# Written task:
Write out all of the data exactly as it appears.

Data items:
** BEGIN **

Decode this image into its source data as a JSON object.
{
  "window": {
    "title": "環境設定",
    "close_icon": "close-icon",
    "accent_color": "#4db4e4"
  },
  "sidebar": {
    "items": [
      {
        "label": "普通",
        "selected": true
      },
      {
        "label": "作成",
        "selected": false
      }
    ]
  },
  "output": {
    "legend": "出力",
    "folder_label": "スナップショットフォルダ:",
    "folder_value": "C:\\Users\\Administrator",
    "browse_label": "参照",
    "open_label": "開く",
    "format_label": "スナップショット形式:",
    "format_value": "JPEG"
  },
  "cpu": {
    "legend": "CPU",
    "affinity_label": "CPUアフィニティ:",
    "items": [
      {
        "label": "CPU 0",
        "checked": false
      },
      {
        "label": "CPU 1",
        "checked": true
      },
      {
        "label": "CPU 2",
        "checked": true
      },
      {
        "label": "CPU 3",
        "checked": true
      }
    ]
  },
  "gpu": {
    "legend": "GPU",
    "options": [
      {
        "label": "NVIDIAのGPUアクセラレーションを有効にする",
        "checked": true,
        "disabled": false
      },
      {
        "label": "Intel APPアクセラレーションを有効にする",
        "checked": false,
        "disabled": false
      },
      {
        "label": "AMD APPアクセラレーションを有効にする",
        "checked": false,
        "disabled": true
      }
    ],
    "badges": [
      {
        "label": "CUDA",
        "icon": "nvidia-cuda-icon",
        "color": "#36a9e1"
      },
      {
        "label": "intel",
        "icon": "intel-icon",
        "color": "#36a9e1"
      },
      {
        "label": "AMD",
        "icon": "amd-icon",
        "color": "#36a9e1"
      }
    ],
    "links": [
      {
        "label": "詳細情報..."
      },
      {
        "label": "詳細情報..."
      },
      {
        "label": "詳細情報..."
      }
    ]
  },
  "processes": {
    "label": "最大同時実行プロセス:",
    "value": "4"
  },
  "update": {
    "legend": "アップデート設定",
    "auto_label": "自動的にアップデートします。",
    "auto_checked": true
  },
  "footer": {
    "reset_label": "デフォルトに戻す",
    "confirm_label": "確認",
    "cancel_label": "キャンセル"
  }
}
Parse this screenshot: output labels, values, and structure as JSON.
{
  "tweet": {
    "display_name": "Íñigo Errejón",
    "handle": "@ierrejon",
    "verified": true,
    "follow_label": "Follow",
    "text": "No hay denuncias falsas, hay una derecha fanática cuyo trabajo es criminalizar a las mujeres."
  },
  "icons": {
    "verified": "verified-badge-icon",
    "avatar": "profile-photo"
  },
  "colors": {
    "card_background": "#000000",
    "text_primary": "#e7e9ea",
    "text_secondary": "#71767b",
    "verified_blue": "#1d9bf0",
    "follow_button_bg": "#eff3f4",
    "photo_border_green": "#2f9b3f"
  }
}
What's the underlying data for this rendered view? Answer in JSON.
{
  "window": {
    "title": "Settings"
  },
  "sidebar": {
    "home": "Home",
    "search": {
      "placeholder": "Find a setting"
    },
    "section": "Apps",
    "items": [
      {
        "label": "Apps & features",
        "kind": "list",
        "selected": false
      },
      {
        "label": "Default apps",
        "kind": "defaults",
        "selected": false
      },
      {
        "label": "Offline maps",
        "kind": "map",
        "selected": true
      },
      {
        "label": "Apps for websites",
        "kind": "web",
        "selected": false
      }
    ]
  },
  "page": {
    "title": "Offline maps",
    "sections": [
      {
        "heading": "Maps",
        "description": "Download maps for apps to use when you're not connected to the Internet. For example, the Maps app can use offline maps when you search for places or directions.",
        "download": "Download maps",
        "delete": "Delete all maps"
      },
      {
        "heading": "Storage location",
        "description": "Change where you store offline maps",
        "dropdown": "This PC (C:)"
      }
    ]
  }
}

** END **

# Answer to the exercise:
Decode this image into its source data as a JSON object.
{
  "window": {
    "title": "環境設定",
    "close_icon": "close-icon",
    "accent_color": "#4db4e4"
  },
  "sidebar": {
    "items": [
      {
        "label": "普通",
        "selected": true
      },
      {
        "label": "作成",
        "selected": false
      }
    ]
  },
  "output": {
    "legend": "出力",
    "folder_label": "スナップショットフォルダ:",
    "folder_value": "C:\\Users\\Administrator",
    "browse_label": "参照",
    "open_label": "開く",
    "format_label": "スナップショット形式:",
    "format_value": "JPEG"
  },
  "cpu": {
    "legend": "CPU",
    "affinity_label": "CPUアフィニティ:",
    "items": [
      {
        "label": "CPU 0",
        "checked": false
      },
      {
        "label": "CPU 1",
        "checked": true
      },
      {
        "label": "CPU 2",
        "checked": true
      },
      {
        "label": "CPU 3",
        "checked": true
      }
    ]
  },
  "gpu": {
    "legend": "GPU",
    "options": [
      {
        "label": "NVIDIAのGPUアクセラレーションを有効にする",
        "checked": true,
        "disabled": false
      },
      {
        "label": "Intel APPアクセラレーションを有効にする",
        "checked": false,
        "disabled": false
      },
      {
        "label": "AMD APPアクセラレーションを有効にする",
        "checked": false,
        "disabled": true
      }
    ],
    "badges": [
      {
        "label": "CUDA",
        "icon": "nvidia-cuda-icon",
        "color": "#36a9e1"
      },
      {
        "label": "intel",
        "icon": "intel-icon",
        "color": "#36a9e1"
      },
      {
        "label": "AMD",
        "icon": "amd-icon",
        "color": "#36a9e1"
      }
    ],
    "links": [
      {
        "label": "詳細情報..."
      },
      {
        "label": "詳細情報..."
      },
      {
        "label": "詳細情報..."
      }
    ]
  },
  "processes": {
    "label": "最大同時実行プロセス:",
    "value": "4"
  },
  "update": {
    "legend": "アップデート設定",
    "auto_label": "自動的にアップデートします。",
    "auto_checked": true
  },
  "footer": {
    "reset_label": "デフォルトに戻す",
    "confirm_label": "確認",
    "cancel_label": "キャンセル"
  }
}
Parse this screenshot: output labels, values, and structure as JSON.
{
  "tweet": {
    "display_name": "Íñigo Errejón",
    "handle": "@ierrejon",
    "verified": true,
    "follow_label": "Follow",
    "text": "No hay denuncias falsas, hay una derecha fanática cuyo trabajo es criminalizar a las mujeres."
  },
  "icons": {
    "verified": "verified-badge-icon",
    "avatar": "profile-photo"
  },
  "colors": {
    "card_background": "#000000",
    "text_primary": "#e7e9ea",
    "text_secondary": "#71767b",
    "verified_blue": "#1d9bf0",
    "follow_button_bg": "#eff3f4",
    "photo_border_green": "#2f9b3f"
  }
}
What's the underlying data for this rendered view? Answer in JSON.
{
  "window": {
    "title": "Settings"
  },
  "sidebar": {
    "home": "Home",
    "search": {
      "placeholder": "Find a setting"
    },
    "section": "Apps",
    "items": [
      {
        "label": "Apps & features",
        "kind": "list",
        "selected": false
      },
      {
        "label": "Default apps",
        "kind": "defaults",
        "selected": false
      },
      {
        "label": "Offline maps",
        "kind": "map",
        "selected": true
      },
      {
        "label": "Apps for websites",
        "kind": "web",
        "selected": false
      }
    ]
  },
  "page": {
    "title": "Offline maps",
    "sections": [
      {
        "heading": "Maps",
        "description": "Download maps for apps to use when you're not connected to the Internet. For example, the Maps app can use offline maps when you search for places or directions.",
        "download": "Download maps",
        "delete": "Delete all maps"
      },
      {
        "heading": "Storage location",
        "description": "Change where you store offline maps",
        "dropdown": "This PC (C:)"
      }
    ]
  }
}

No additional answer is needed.